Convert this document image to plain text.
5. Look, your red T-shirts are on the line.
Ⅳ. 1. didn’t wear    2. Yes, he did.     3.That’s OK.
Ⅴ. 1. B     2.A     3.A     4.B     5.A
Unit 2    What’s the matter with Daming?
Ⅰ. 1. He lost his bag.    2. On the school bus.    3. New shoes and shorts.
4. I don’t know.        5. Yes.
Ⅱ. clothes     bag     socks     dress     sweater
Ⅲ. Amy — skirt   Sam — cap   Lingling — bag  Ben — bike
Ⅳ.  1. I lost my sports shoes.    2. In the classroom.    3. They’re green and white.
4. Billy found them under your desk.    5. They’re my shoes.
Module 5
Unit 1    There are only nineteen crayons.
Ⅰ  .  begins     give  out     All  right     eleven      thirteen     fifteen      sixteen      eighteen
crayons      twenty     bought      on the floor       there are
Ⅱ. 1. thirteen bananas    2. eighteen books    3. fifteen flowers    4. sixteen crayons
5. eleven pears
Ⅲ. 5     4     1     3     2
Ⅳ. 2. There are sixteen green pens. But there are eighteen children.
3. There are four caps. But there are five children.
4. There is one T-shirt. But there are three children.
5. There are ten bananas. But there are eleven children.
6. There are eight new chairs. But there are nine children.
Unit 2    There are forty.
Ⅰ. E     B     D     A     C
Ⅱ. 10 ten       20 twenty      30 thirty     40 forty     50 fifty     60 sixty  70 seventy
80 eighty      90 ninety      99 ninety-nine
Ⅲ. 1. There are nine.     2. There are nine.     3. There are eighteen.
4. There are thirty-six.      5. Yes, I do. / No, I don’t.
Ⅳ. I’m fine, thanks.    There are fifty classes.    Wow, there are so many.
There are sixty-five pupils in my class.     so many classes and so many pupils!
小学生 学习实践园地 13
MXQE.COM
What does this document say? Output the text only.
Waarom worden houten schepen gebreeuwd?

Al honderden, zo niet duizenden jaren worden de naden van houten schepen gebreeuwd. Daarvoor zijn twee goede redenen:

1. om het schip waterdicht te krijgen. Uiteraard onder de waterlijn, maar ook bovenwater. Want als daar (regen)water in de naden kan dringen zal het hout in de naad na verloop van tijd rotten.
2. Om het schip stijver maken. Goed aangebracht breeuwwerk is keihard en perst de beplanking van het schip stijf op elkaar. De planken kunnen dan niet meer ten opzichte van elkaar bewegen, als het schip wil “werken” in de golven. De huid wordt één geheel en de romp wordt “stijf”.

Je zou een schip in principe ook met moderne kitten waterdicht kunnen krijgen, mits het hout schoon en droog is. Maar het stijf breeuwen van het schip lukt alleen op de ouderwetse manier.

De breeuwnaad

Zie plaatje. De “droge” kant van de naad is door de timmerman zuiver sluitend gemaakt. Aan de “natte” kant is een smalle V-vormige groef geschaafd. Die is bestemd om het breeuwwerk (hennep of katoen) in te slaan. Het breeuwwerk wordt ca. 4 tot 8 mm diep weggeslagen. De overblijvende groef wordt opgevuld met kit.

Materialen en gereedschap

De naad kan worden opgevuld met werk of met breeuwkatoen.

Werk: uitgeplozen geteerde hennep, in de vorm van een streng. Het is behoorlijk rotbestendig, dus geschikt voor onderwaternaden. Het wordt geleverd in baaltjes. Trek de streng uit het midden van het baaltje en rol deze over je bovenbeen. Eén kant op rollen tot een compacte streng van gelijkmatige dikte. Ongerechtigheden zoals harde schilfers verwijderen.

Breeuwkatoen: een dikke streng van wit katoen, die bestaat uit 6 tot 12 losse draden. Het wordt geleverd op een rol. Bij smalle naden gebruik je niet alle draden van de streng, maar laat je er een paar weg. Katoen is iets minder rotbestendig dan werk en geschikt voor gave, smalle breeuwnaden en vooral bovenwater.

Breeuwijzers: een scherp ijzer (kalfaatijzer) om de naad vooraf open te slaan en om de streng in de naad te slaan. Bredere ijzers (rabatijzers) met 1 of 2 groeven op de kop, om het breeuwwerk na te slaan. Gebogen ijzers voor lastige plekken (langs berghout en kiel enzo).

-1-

.....

_WHAT TO PRODUCE_. Answer only with how many lines in the records include "shoes".

_OUTPUT OF THE TASK_. 3